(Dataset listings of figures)
═══

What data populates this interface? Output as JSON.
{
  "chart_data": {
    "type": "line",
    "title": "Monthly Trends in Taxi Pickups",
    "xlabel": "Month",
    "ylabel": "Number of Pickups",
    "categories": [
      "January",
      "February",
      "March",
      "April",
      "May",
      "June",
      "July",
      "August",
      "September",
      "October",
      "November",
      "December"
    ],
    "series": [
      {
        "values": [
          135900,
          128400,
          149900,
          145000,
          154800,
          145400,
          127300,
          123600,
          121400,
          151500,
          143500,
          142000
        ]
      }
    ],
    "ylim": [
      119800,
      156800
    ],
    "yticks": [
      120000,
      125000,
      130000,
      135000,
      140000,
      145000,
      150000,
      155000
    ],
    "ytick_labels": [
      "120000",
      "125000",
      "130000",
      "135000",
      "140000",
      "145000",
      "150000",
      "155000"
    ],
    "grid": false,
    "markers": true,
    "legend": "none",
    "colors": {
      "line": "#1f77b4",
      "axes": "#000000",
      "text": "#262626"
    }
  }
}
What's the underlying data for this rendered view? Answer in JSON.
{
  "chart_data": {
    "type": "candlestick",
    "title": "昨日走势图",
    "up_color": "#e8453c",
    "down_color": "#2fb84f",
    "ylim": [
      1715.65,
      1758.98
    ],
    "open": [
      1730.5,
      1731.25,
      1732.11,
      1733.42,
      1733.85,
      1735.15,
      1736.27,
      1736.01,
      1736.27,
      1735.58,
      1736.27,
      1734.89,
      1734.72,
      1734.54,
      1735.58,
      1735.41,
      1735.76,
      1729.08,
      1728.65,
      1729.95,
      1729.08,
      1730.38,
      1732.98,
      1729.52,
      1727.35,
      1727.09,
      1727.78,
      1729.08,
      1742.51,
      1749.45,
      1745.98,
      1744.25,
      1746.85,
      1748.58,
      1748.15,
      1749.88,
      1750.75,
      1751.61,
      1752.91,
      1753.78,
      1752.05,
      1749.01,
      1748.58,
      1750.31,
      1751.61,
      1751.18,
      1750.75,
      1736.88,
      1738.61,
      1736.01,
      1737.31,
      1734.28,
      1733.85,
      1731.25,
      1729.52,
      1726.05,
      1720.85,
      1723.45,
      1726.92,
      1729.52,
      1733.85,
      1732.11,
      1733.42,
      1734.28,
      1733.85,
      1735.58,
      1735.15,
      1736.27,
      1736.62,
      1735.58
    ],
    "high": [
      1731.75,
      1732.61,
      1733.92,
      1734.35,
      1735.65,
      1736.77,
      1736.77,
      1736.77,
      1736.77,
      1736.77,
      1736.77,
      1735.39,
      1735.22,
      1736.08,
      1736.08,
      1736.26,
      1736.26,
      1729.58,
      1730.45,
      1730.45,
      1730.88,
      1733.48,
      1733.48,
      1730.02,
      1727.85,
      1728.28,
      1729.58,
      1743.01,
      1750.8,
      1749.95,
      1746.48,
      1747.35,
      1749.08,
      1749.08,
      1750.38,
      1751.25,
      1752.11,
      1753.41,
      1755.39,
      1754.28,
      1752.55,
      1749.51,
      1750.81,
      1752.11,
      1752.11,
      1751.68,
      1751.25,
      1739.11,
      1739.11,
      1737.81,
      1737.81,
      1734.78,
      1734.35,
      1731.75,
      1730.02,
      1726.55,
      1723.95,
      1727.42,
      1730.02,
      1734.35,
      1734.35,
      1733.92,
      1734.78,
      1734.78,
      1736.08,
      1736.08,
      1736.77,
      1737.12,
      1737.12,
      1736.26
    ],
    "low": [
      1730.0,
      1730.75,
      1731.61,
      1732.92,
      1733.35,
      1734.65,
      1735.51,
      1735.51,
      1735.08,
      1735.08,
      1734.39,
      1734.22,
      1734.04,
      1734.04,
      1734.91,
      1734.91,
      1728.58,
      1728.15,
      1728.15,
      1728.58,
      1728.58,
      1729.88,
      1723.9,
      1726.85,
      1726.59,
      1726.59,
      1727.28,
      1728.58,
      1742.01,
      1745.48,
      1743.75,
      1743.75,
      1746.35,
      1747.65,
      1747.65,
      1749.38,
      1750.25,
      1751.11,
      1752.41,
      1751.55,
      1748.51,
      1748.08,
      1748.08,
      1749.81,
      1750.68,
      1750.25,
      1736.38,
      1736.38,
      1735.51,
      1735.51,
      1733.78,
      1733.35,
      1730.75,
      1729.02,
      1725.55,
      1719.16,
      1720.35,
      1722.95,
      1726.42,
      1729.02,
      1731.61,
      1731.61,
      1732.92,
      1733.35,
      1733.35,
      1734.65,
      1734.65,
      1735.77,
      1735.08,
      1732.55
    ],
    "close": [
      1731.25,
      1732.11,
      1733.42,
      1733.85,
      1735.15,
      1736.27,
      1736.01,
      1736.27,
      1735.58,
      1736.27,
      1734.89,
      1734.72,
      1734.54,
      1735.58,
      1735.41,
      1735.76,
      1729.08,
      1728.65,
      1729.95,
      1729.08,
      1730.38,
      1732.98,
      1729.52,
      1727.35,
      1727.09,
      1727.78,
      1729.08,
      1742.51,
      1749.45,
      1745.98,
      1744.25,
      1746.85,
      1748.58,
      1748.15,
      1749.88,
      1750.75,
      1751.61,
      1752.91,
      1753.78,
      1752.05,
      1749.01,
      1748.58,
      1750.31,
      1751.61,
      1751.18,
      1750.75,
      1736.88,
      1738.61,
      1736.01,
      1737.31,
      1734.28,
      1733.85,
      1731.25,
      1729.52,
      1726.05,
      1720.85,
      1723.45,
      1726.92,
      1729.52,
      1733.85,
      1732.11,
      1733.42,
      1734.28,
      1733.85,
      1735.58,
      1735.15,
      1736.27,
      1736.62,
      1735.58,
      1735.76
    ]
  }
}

═══

Goal. Every line of the data above should be copied exactly.

Task solution.
What data populates this interface? Output as JSON.
{
  "chart_data": {
    "type": "line",
    "title": "Monthly Trends in Taxi Pickups",
    "xlabel": "Month",
    "ylabel": "Number of Pickups",
    "categories": [
      "January",
      "February",
      "March",
      "April",
      "May",
      "June",
      "July",
      "August",
      "September",
      "October",
      "November",
      "December"
    ],
    "series": [
      {
        "values": [
          135900,
          128400,
          149900,
          145000,
          154800,
          145400,
          127300,
          123600,
          121400,
          151500,
          143500,
          142000
        ]
      }
    ],
    "ylim": [
      119800,
      156800
    ],
    "yticks": [
      120000,
      125000,
      130000,
      135000,
      140000,
      145000,
      150000,
      155000
    ],
    "ytick_labels": [
      "120000",
      "125000",
      "130000",
      "135000",
      "140000",
      "145000",
      "150000",
      "155000"
    ],
    "grid": false,
    "markers": true,
    "legend": "none",
    "colors": {
      "line": "#1f77b4",
      "axes": "#000000",
      "text": "#262626"
    }
  }
}
What's the underlying data for this rendered view? Answer in JSON.
{
  "chart_data": {
    "type": "candlestick",
    "title": "昨日走势图",
    "up_color": "#e8453c",
    "down_color": "#2fb84f",
    "ylim": [
      1715.65,
      1758.98
    ],
    "open": [
      1730.5,
      1731.25,
      1732.11,
      1733.42,
      1733.85,
      1735.15,
      1736.27,
      1736.01,
      1736.27,
      1735.58,
      1736.27,
      1734.89,
      1734.72,
      1734.54,
      1735.58,
      1735.41,
      1735.76,
      1729.08,
      1728.65,
      1729.95,
      1729.08,
      1730.38,
      1732.98,
      1729.52,
      1727.35,
      1727.09,
      1727.78,
      1729.08,
      1742.51,
      1749.45,
      1745.98,
      1744.25,
      1746.85,
      1748.58,
      1748.15,
      1749.88,
      1750.75,
      1751.61,
      1752.91,
      1753.78,
      1752.05,
      1749.01,
      1748.58,
      1750.31,
      1751.61,
      1751.18,
      1750.75,
      1736.88,
      1738.61,
      1736.01,
      1737.31,
      1734.28,
      1733.85,
      1731.25,
      1729.52,
      1726.05,
      1720.85,
      1723.45,
      1726.92,
      1729.52,
      1733.85,
      1732.11,
      1733.42,
      1734.28,
      1733.85,
      1735.58,
      1735.15,
      1736.27,
      1736.62,
      1735.58
    ],
    "high": [
      1731.75,
      1732.61,
      1733.92,
      1734.35,
      1735.65,
      1736.77,
      1736.77,
      1736.77,
      1736.77,
      1736.77,
      1736.77,
      1735.39,
      1735.22,
      1736.08,
      1736.08,
      1736.26,
      1736.26,
      1729.58,
      1730.45,
      1730.45,
      1730.88,
      1733.48,
      1733.48,
      1730.02,
      1727.85,
      1728.28,
      1729.58,
      1743.01,
      1750.8,
      1749.95,
      1746.48,
      1747.35,
      1749.08,
      1749.08,
      1750.38,
      1751.25,
      1752.11,
      1753.41,
      1755.39,
      1754.28,
      1752.55,
      1749.51,
      1750.81,
      1752.11,
      1752.11,
      1751.68,
      1751.25,
      1739.11,
      1739.11,
      1737.81,
      1737.81,
      1734.78,
      1734.35,
      1731.75,
      1730.02,
      1726.55,
      1723.95,
      1727.42,
      1730.02,
      1734.35,
      1734.35,
      1733.92,
      1734.78,
      1734.78,
      1736.08,
      1736.08,
      1736.77,
      1737.12,
      1737.12,
      1736.26
    ],
    "low": [
      1730.0,
      1730.75,
      1731.61,
      1732.92,
      1733.35,
      1734.65,
      1735.51,
      1735.51,
      1735.08,
      1735.08,
      1734.39,
      1734.22,
      1734.04,
      1734.04,
      1734.91,
      1734.91,
      1728.58,
      1728.15,
      1728.15,
      1728.58,
      1728.58,
      1729.88,
      1723.9,
      1726.85,
      1726.59,
      1726.59,
      1727.28,
      1728.58,
      1742.01,
      1745.48,
      1743.75,
      1743.75,
      1746.35,
      1747.65,
      1747.65,
      1749.38,
      1750.25,
      1751.11,
      1752.41,
      1751.55,
      1748.51,
      1748.08,
      1748.08,
      1749.81,
      1750.68,
      1750.25,
      1736.38,
      1736.38,
      1735.51,
      1735.51,
      1733.78,
      1733.35,
      1730.75,
      1729.02,
      1725.55,
      1719.16,
      1720.35,
      1722.95,
      1726.42,
      1729.02,
      1731.61,
      1731.61,
      1732.92,
      1733.35,
      1733.35,
      1734.65,
      1734.65,
      1735.77,
      1735.08,
      1732.55
    ],
    "close": [
      1731.25,
      1732.11,
      1733.42,
      1733.85,
      1735.15,
      1736.27,
      1736.01,
      1736.27,
      1735.58,
      1736.27,
      1734.89,
      1734.72,
      1734.54,
      1735.58,
      1735.41,
      1735.76,
      1729.08,
      1728.65,
      1729.95,
      1729.08,
      1730.38,
      1732.98,
      1729.52,
      1727.35,
      1727.09,
      1727.78,
      1729.08,
      1742.51,
      1749.45,
      1745.98,
      1744.25,
      1746.85,
      1748.58,
      1748.15,
      1749.88,
      1750.75,
      1751.61,
      1752.91,
      1753.78,
      1752.05,
      1749.01,
      1748.58,
      1750.31,
      1751.61,
      1751.18,
      1750.75,
      1736.88,
      1738.61,
      1736.01,
      1737.31,
      1734.28,
      1733.85,
      1731.25,
      1729.52,
      1726.05,
      1720.85,
      1723.45,
      1726.92,
      1729.52,
      1733.85,
      1732.11,
      1733.42,
      1734.28,
      1733.85,
      1735.58,
      1735.15,
      1736.27,
      1736.62,
      1735.58,
      1735.76
    ]
  }
}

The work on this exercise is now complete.